Set problem |
Give the number of lines holding the string "Развитие", and nothing else.
◆ ◆ ◆ ◆ ◆
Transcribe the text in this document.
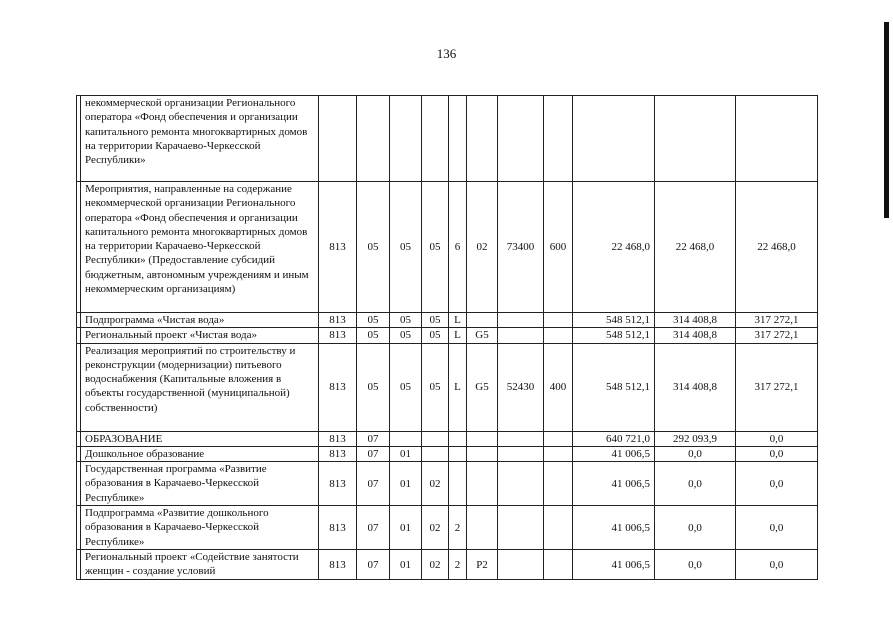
136
	некоммерческой организации Регионального оператора «Фонд обеспечения и организации капитального ремонта многоквартирных домов на территории Карачаево-Черкесской Республики»											
	Мероприятия, направленные на содержание некоммерческой организации Регионального оператора «Фонд обеспечения и организации капитального ремонта многоквартирных домов на территории Карачаево-Черкесской Республики» (Предоставление субсидий бюджетным, автономным учреждениям и иным некоммерческим организациям)	813	05	05	05	6	02	73400	600	22 468,0	22 468,0	22 468,0
	Подпрограмма «Чистая вода»	813	05	05	05	L				548 512,1	314 408,8	317 272,1
	Региональный проект «Чистая вода»	813	05	05	05	L	G5			548 512,1	314 408,8	317 272,1
	Реализация мероприятий по строительству и реконструкции (модернизации) питьевого водоснабжения (Капитальные вложения в объекты государственной (муниципальной) собственности)	813	05	05	05	L	G5	52430	400	548 512,1	314 408,8	317 272,1
	ОБРАЗОВАНИЕ	813	07							640 721,0	292 093,9	0,0
	Дошкольное образование	813	07	01						41 006,5	0,0	0,0
	Государственная программа «Развитие образования в Карачаево-Черкесской Республике»	813	07	01	02					41 006,5	0,0	0,0
	Подпрограмма «Развитие дошкольного образования в Карачаево-Черкесской Республике»	813	07	01	02	2				41 006,5	0,0	0,0
	Региональный проект «Содействие занятости женщин - создание условий	813	07	01	02	2	P2			41 006,5	0,0	0,0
◆ ◆ ◆ ◆ ◆
The output |
2